Work to do
Where the string "preview" occurs in the material below, report the whole line.

+++ Data +++

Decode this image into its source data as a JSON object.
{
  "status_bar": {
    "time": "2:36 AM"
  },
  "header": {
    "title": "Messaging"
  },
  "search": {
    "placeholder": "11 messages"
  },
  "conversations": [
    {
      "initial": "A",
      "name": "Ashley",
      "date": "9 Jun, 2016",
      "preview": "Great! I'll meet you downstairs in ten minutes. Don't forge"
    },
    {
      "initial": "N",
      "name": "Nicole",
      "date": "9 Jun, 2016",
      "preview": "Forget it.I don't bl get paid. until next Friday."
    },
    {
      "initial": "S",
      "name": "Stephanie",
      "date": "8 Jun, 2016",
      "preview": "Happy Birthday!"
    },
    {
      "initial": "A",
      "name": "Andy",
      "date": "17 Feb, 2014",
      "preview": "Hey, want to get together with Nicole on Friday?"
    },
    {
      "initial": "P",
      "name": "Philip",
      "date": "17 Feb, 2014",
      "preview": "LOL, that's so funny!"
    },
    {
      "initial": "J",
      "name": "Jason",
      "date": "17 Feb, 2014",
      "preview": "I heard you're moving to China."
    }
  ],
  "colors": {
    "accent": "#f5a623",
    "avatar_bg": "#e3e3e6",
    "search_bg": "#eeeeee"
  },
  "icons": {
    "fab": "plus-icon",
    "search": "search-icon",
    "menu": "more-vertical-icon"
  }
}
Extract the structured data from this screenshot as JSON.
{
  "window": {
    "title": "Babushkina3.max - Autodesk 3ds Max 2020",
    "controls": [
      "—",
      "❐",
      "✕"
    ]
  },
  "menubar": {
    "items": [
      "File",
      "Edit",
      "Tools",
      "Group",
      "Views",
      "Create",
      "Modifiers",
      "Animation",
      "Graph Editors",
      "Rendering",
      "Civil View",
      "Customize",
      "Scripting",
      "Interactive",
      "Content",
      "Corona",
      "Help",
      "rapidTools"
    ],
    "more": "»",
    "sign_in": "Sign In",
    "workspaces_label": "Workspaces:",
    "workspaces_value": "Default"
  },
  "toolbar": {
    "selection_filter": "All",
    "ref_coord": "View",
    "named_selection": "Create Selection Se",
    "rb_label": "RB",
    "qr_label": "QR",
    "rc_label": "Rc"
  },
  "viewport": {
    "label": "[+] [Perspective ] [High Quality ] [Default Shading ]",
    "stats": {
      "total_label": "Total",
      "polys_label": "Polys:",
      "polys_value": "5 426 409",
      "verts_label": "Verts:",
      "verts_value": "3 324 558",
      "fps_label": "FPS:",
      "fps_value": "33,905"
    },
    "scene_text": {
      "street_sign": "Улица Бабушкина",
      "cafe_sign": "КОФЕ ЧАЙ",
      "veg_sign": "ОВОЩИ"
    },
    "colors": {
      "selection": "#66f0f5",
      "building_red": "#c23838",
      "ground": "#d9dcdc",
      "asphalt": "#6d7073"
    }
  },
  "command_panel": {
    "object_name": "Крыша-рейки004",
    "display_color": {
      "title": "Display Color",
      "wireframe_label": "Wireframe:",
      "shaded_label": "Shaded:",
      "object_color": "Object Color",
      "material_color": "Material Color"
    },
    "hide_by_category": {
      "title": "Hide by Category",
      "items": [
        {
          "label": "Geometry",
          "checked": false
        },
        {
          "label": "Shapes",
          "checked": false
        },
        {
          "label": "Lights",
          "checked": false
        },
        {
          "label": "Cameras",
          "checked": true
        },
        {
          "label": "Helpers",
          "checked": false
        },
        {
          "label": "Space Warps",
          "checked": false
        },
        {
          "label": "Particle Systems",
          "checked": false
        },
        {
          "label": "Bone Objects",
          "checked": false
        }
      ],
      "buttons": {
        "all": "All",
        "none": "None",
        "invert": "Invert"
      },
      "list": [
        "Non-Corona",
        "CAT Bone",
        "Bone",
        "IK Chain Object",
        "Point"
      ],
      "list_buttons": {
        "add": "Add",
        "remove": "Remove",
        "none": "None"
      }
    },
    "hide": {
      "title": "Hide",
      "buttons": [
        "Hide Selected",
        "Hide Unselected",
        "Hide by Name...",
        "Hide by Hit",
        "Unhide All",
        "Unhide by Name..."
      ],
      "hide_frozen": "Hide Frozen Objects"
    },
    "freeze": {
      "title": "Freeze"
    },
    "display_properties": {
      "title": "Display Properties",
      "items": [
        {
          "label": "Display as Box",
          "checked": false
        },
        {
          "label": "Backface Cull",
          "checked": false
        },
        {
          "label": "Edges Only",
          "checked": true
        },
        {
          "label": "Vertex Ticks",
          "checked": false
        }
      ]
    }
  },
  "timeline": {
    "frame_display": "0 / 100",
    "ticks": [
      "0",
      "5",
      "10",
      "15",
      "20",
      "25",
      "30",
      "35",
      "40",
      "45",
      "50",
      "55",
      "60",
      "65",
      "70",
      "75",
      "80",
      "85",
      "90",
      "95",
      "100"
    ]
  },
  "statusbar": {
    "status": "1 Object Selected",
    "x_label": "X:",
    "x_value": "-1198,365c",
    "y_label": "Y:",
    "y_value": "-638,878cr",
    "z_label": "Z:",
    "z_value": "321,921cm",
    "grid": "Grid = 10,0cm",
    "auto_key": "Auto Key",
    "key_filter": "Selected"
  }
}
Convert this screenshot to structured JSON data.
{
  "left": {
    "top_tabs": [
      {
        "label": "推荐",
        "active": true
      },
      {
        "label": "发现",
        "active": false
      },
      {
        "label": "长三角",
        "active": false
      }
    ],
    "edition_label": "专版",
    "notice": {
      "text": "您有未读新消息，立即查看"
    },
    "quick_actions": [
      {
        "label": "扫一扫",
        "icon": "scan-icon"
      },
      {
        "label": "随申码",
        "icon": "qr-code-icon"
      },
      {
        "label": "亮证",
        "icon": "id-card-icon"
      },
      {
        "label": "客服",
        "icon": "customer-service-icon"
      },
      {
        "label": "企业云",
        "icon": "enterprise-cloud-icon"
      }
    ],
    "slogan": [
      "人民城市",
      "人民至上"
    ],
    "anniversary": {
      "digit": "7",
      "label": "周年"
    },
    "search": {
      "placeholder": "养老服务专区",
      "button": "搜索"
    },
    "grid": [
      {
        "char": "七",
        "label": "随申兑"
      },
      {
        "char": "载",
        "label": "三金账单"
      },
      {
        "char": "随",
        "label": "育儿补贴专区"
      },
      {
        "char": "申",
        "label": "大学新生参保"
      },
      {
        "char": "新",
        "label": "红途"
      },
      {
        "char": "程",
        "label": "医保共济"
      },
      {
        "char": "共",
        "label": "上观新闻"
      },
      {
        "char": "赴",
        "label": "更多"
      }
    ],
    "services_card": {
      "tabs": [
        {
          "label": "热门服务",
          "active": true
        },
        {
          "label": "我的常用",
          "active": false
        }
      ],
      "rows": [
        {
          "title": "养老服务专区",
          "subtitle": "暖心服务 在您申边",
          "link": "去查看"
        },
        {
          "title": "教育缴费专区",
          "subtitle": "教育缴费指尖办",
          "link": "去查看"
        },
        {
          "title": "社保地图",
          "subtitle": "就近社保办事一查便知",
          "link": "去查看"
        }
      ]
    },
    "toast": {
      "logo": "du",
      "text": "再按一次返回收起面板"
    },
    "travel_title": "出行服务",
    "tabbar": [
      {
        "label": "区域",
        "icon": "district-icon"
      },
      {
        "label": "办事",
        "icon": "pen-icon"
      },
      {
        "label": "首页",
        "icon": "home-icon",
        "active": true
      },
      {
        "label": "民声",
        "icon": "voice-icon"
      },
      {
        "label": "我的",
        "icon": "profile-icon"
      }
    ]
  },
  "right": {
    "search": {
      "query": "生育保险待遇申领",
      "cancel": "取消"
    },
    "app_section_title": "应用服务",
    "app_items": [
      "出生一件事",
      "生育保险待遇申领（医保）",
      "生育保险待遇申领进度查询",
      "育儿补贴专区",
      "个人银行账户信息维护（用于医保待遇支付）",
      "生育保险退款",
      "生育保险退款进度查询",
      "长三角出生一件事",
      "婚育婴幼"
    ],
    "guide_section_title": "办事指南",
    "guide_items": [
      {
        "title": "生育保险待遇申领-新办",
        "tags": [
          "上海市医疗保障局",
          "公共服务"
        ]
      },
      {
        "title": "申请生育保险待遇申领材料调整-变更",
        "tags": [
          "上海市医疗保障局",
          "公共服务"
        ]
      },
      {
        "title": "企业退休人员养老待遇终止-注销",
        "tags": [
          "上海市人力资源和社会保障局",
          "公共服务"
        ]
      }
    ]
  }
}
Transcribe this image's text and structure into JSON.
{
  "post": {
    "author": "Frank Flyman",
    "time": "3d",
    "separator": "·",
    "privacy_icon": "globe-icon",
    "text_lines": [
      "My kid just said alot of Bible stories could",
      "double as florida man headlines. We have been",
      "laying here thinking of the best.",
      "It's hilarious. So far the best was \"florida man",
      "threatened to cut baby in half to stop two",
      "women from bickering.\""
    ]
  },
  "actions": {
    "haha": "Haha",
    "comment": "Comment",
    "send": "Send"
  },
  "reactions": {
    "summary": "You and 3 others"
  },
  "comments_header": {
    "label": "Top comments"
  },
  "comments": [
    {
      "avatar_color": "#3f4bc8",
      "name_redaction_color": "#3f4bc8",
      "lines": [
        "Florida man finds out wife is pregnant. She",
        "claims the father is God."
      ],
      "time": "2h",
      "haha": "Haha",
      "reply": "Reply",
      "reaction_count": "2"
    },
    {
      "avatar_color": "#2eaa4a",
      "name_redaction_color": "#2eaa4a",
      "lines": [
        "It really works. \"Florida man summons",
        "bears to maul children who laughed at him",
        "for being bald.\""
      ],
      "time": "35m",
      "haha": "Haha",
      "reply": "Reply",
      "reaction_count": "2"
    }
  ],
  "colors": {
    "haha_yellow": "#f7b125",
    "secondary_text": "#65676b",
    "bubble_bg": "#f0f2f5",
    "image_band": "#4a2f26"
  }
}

+++

Full answer
      "preview": "Great! I'll meet you downstairs in ten minutes. Don't forge"
      "preview": "Forget it.I don't bl get paid. until next Friday."
      "preview": "Happy Birthday!"
      "preview": "Hey, want to get together with Nicole on Friday?"
      "preview": "LOL, that's so funny!"
      "preview": "I heard you're moving to China."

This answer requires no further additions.